++++ Given data

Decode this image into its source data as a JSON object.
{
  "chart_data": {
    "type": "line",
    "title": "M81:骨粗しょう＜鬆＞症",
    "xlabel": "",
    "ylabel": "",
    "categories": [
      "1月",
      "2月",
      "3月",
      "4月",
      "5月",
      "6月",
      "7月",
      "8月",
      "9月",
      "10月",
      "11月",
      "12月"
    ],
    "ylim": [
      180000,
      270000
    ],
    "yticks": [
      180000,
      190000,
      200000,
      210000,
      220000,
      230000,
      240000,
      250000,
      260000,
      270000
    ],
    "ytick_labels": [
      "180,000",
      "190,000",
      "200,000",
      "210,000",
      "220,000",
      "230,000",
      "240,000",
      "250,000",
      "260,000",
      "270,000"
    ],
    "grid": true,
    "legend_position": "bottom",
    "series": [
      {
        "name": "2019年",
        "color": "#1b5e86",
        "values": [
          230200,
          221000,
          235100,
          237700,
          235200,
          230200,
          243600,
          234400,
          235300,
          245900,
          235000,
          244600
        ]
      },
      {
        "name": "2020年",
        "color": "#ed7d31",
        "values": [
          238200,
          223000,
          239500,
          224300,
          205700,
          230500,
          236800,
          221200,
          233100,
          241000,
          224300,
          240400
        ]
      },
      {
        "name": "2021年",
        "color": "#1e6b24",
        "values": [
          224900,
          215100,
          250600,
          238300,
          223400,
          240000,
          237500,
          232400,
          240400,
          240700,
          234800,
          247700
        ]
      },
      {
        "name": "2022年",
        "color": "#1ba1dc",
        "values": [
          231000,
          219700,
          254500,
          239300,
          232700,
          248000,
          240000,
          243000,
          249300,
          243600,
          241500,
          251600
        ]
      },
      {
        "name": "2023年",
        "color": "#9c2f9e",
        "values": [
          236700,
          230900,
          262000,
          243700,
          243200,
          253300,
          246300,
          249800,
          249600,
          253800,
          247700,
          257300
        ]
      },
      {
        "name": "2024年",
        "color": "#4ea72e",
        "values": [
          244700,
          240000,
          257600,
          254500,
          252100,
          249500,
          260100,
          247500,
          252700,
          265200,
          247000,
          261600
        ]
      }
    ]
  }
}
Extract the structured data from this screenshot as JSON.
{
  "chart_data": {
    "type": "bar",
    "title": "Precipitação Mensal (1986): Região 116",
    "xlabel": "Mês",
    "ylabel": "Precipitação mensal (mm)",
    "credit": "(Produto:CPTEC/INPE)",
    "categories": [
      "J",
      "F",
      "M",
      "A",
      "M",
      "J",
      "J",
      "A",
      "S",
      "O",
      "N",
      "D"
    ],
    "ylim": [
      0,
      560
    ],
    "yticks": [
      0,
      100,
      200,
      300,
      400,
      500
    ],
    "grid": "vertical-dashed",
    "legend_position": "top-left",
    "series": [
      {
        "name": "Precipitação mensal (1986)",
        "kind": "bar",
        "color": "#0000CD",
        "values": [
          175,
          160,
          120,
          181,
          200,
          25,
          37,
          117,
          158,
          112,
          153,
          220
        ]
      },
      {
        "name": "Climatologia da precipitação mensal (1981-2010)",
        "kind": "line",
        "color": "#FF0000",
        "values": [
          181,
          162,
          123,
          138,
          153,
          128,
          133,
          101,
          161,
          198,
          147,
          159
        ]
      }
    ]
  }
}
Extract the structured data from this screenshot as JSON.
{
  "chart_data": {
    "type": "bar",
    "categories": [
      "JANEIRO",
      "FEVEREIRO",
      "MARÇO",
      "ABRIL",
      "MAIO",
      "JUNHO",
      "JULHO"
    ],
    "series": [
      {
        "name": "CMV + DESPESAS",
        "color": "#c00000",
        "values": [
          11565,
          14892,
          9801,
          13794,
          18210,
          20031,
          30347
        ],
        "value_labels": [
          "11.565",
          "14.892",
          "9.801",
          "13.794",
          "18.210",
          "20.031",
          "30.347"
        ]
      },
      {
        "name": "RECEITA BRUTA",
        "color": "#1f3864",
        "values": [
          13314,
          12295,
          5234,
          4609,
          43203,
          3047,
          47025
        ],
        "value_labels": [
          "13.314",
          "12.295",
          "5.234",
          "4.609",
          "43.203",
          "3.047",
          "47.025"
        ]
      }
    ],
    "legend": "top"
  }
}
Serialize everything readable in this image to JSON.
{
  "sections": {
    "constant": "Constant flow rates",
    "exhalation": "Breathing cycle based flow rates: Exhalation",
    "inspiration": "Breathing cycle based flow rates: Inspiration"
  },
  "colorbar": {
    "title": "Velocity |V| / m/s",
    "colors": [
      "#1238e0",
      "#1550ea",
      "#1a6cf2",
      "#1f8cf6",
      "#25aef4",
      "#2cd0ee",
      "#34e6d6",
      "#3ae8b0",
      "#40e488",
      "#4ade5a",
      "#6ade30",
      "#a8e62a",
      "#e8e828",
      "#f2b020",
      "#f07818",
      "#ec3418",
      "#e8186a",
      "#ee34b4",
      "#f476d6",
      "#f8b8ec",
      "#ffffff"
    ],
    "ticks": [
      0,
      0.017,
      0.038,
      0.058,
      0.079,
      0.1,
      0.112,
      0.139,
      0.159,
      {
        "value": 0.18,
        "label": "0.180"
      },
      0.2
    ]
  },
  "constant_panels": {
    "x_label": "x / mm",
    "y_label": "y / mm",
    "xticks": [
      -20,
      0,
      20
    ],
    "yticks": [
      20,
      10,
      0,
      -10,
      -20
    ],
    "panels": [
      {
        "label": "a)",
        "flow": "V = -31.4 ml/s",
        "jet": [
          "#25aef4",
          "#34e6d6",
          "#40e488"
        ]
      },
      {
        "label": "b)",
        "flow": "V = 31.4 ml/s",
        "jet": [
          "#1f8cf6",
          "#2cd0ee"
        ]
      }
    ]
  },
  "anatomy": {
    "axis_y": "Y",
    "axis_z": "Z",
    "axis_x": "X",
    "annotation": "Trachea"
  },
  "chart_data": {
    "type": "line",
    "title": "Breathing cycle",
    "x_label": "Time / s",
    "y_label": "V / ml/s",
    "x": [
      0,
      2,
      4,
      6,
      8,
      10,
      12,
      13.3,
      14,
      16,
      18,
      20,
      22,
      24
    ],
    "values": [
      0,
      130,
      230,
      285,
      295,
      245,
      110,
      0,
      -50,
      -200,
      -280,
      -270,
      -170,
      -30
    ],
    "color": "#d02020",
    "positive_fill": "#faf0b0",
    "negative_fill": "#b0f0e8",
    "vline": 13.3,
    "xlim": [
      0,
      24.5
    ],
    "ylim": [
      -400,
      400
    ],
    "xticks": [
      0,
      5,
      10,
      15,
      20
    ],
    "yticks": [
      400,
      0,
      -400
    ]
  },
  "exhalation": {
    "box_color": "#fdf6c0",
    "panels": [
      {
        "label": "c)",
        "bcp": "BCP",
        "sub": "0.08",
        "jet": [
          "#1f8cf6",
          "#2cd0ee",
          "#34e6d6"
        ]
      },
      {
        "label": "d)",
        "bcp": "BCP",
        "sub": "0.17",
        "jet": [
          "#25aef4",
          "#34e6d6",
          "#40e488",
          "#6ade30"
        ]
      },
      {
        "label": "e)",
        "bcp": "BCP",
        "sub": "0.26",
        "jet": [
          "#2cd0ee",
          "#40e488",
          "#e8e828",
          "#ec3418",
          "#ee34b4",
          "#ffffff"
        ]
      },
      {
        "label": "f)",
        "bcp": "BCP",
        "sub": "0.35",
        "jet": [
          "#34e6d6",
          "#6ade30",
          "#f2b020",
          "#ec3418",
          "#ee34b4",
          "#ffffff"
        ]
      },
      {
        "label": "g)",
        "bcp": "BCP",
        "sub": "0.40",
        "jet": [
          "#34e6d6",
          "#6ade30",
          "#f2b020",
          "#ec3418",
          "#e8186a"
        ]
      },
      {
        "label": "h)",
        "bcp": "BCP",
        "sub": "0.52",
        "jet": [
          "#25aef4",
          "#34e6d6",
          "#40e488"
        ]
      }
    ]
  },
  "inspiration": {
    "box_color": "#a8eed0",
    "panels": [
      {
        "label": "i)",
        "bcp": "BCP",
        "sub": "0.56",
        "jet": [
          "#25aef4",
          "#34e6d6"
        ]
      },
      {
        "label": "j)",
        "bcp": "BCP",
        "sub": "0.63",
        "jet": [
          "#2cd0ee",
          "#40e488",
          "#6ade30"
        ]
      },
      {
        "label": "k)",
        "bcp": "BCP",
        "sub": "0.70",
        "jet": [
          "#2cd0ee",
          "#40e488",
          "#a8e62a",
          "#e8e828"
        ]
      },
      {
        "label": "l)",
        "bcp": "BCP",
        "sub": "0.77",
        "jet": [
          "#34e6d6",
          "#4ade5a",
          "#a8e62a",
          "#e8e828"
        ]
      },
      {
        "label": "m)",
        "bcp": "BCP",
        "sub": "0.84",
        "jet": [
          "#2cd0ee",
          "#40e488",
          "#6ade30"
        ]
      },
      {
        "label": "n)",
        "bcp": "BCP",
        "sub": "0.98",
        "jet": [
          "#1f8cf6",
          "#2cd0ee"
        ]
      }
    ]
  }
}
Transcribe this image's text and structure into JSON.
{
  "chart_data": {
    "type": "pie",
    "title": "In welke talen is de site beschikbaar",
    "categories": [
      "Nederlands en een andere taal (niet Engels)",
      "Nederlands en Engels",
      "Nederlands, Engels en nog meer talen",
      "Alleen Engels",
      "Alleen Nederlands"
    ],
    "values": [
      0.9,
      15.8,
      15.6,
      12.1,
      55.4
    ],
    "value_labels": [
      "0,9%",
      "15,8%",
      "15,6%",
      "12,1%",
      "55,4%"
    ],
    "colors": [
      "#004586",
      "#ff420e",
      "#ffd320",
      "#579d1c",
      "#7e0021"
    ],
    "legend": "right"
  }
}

++++++++

Task to complete:
Read the entries and show each line that mentions "title".

Task response:
    "title": "M81:骨粗しょう＜鬆＞症",
    "title": "Precipitação Mensal (1986): Região 116",
    "title": "Velocity |V| / m/s",
    "title": "Breathing cycle",
    "title": "In welke talen is de site beschikbaar",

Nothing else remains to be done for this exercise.